**Exercise requirements**
Every line below that mentions the word "timestamp" should be copied out.

Extracted data entries:
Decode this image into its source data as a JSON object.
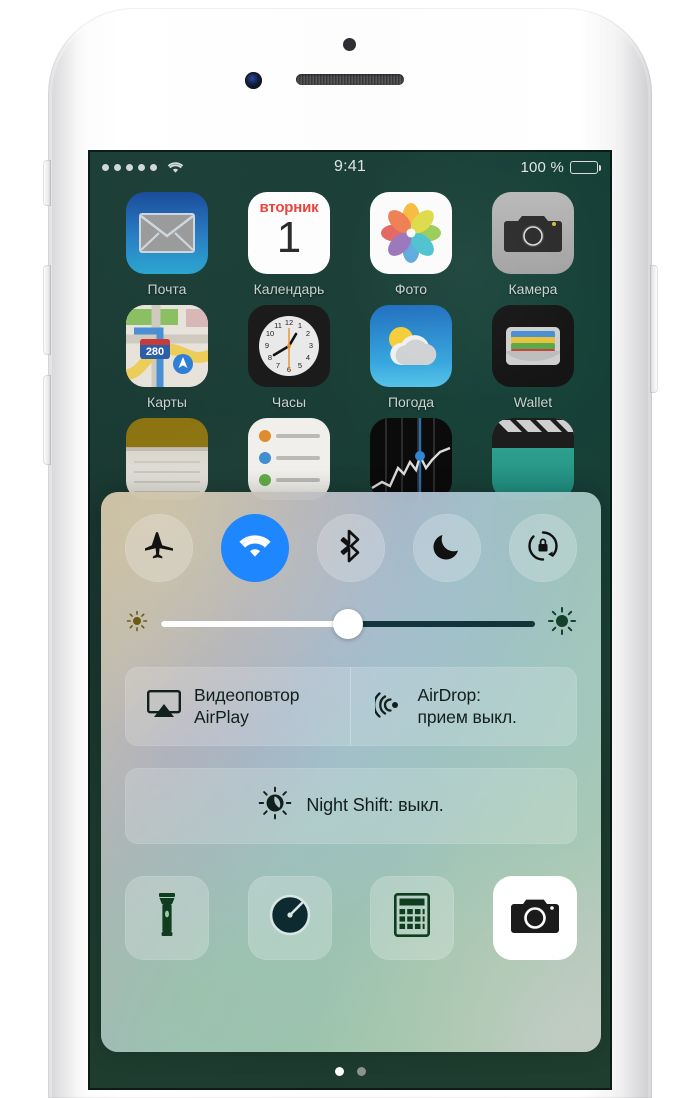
{
  "status_bar": {
    "signal_dots": 5,
    "wifi_icon": "wifi-icon",
    "time": "9:41",
    "battery_percent": "100 %",
    "battery_icon": "battery-full-icon"
  },
  "home_screen": {
    "apps": [
      {
        "label": "Почта",
        "icon": "mail-icon"
      },
      {
        "label": "Календарь",
        "icon": "calendar-icon",
        "day_of_week": "вторник",
        "day_number": "1"
      },
      {
        "label": "Фото",
        "icon": "photos-icon"
      },
      {
        "label": "Камера",
        "icon": "camera-icon"
      },
      {
        "label": "Карты",
        "icon": "maps-icon",
        "route_shield": "280"
      },
      {
        "label": "Часы",
        "icon": "clock-icon"
      },
      {
        "label": "Погода",
        "icon": "weather-icon"
      },
      {
        "label": "Wallet",
        "icon": "wallet-icon"
      },
      {
        "label": "",
        "icon": "notes-icon"
      },
      {
        "label": "",
        "icon": "reminders-icon"
      },
      {
        "label": "",
        "icon": "stocks-icon"
      },
      {
        "label": "",
        "icon": "videos-icon"
      }
    ]
  },
  "control_center": {
    "toggles": [
      {
        "name": "airplane-mode",
        "icon": "airplane-icon",
        "state": "off"
      },
      {
        "name": "wifi",
        "icon": "wifi-icon",
        "state": "on"
      },
      {
        "name": "bluetooth",
        "icon": "bluetooth-icon",
        "state": "off"
      },
      {
        "name": "do-not-disturb",
        "icon": "moon-icon",
        "state": "off"
      },
      {
        "name": "rotation-lock",
        "icon": "rotation-lock-icon",
        "state": "off"
      }
    ],
    "brightness": {
      "value_percent": 50,
      "low_icon": "sun-small-icon",
      "high_icon": "sun-large-icon"
    },
    "airplay": {
      "icon": "airplay-icon",
      "line1": "Видеоповтор",
      "line2": "AirPlay"
    },
    "airdrop": {
      "icon": "airdrop-icon",
      "line1": "AirDrop:",
      "line2": "прием выкл."
    },
    "night_shift": {
      "icon": "night-shift-icon",
      "label": "Night Shift: выкл."
    },
    "shortcuts": [
      {
        "name": "flashlight",
        "icon": "flashlight-icon",
        "active": false
      },
      {
        "name": "timer",
        "icon": "timer-icon",
        "active": false
      },
      {
        "name": "calculator",
        "icon": "calculator-icon",
        "active": false
      },
      {
        "name": "camera",
        "icon": "camera-icon",
        "active": true
      }
    ]
  },
  "page_indicator": {
    "total": 2,
    "active_index": 0
  },
  "colors": {
    "accent_on": "#1e86ff",
    "icon_dark": "#11201c",
    "wallpaper": "#173c34"
  }
}
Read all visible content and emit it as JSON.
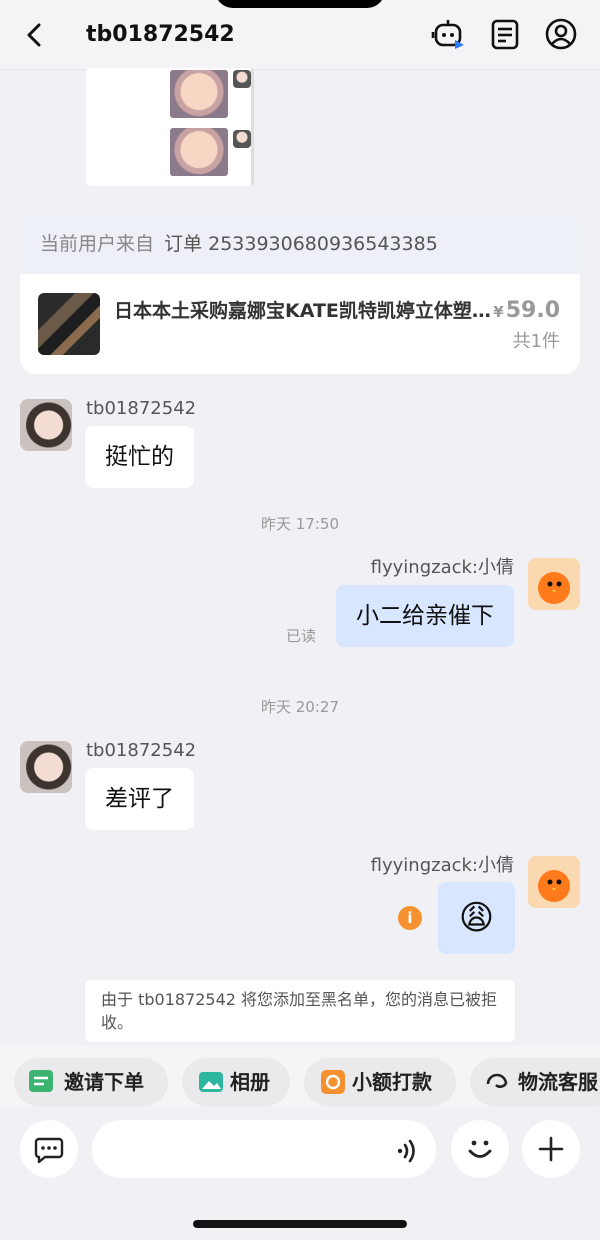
{
  "header": {
    "title": "tb01872542",
    "icons": [
      "back-icon",
      "robot-icon",
      "document-icon",
      "user-icon"
    ]
  },
  "order_card": {
    "label": "当前用户来自",
    "order_no": "订单 2533930680936543385",
    "product_title": "日本本土采购嘉娜宝KATE凯特凯婷立体塑型眉粉",
    "price_symbol": "¥",
    "price": "59.0",
    "quantity": "共1件"
  },
  "messages": [
    {
      "sender": "tb01872542",
      "text": "挺忙的"
    },
    {
      "timestamp": "昨天 17:50"
    },
    {
      "sender": "flyyingzack:小倩",
      "text": "小二给亲催下",
      "status": "已读"
    },
    {
      "timestamp": "昨天 20:27"
    },
    {
      "sender": "tb01872542",
      "text": "差评了"
    },
    {
      "sender": "flyyingzack:小倩",
      "emoji": "😩",
      "error_icon": "i"
    }
  ],
  "notice": "由于 tb01872542 将您添加至黑名单，您的消息已被拒收。",
  "quick_actions": [
    {
      "label": "邀请下单",
      "color": "#3cb371"
    },
    {
      "label": "相册",
      "color": "#2db6a0"
    },
    {
      "label": "小额打款",
      "color": "#f5922f"
    },
    {
      "label": "物流客服",
      "color": "#222222"
    }
  ],
  "input": {
    "placeholder": ""
  }
}
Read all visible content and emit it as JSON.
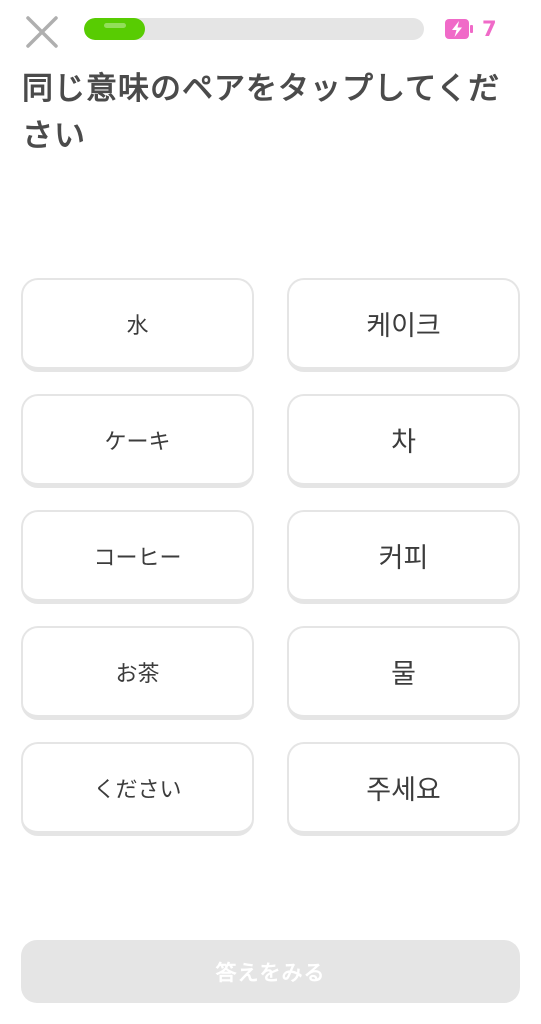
{
  "header": {
    "close_icon": "close-icon",
    "progress": 0.18,
    "progress_color": "#58cc02",
    "energy_icon": "battery-bolt-icon",
    "energy_count": "7",
    "energy_color": "#f06ac8"
  },
  "prompt": {
    "title": "同じ意味のペアをタップしてください"
  },
  "pairs": {
    "left": [
      "水",
      "ケーキ",
      "コーヒー",
      "お茶",
      "ください"
    ],
    "right": [
      "케이크",
      "차",
      "커피",
      "물",
      "주세요"
    ]
  },
  "footer": {
    "check_label": "答えをみる",
    "check_enabled": false
  }
}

**The result**
      "timestamp": "昨天 17:50"
      "timestamp": "昨天 20:27"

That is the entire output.